— start of SOURCE MATERIAL —

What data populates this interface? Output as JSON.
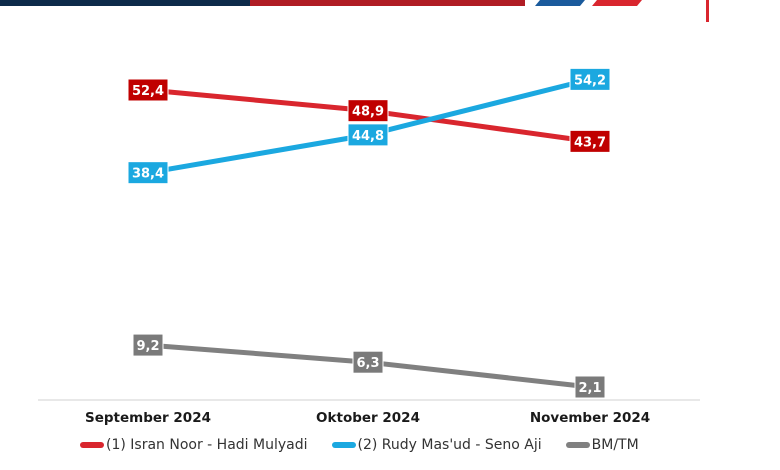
{
  "chart_data": {
    "type": "line",
    "title": "",
    "xlabel": "",
    "ylabel": "",
    "categories": [
      "September 2024",
      "Oktober 2024",
      "November 2024"
    ],
    "series": [
      {
        "name": "(1) Isran Noor - Hadi Mulyadi",
        "color": "#d9262e",
        "label_color": "#c00000",
        "values": [
          52.4,
          48.9,
          43.7
        ],
        "labels": [
          "52,4",
          "48,9",
          "43,7"
        ]
      },
      {
        "name": "(2) Rudy Mas'ud - Seno Aji",
        "color": "#1ba8e0",
        "label_color": "#1ba8e0",
        "values": [
          38.4,
          44.8,
          54.2
        ],
        "labels": [
          "38,4",
          "44,8",
          "54,2"
        ]
      },
      {
        "name": "BM/TM",
        "color": "#808080",
        "label_color": "#7a7a7a",
        "values": [
          9.2,
          6.3,
          2.1
        ],
        "labels": [
          "9,2",
          "6,3",
          "2,1"
        ]
      }
    ],
    "ylim": [
      0,
      60
    ],
    "grid": false,
    "legend_position": "bottom"
  },
  "banner_colors": {
    "blue": "#1a5a9c",
    "red": "#d9262e",
    "dark": "#0d2a4a"
  }
}
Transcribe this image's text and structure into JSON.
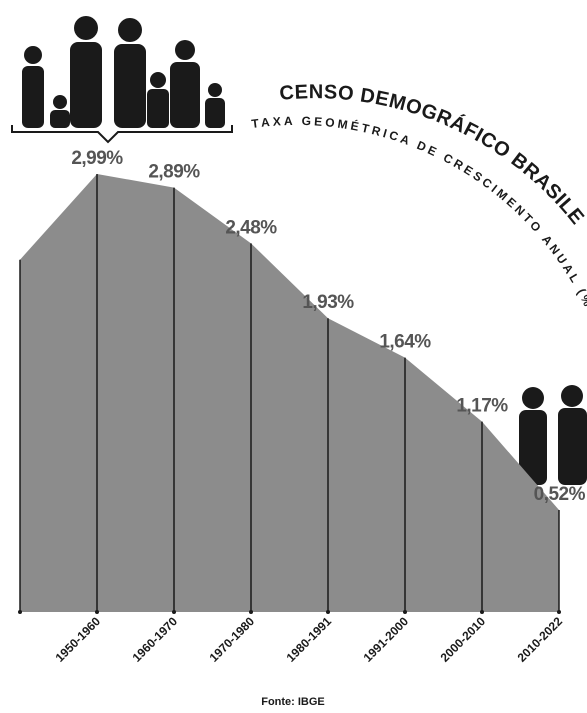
{
  "chart_data": {
    "type": "area",
    "title": "CENSO DEMOGRÁFICO BRASILEIRO",
    "subtitle": "TAXA GEOMÉTRICA DE CRESCIMENTO ANUAL (%)",
    "source": "Fonte: IBGE",
    "categories": [
      null,
      "1950-1960",
      "1960-1970",
      "1970-1980",
      "1980-1991",
      "1991-2000",
      "2000-2010",
      "2010-2022"
    ],
    "values": [
      2.36,
      2.99,
      2.89,
      2.48,
      1.93,
      1.64,
      1.17,
      0.52
    ],
    "value_labels": [
      null,
      "2,99%",
      "2,89%",
      "2,48%",
      "1,93%",
      "1,64%",
      "1,17%",
      "0,52%"
    ],
    "color": "#8c8c8c"
  }
}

— end of SOURCE MATERIAL —

• JOB:
Identify each line of the material where the word "this" shows up, and copy it.

• FINAL RESULT:
What data populates this interface? Output as JSON.
Transcribe this image's text and structure into JSON.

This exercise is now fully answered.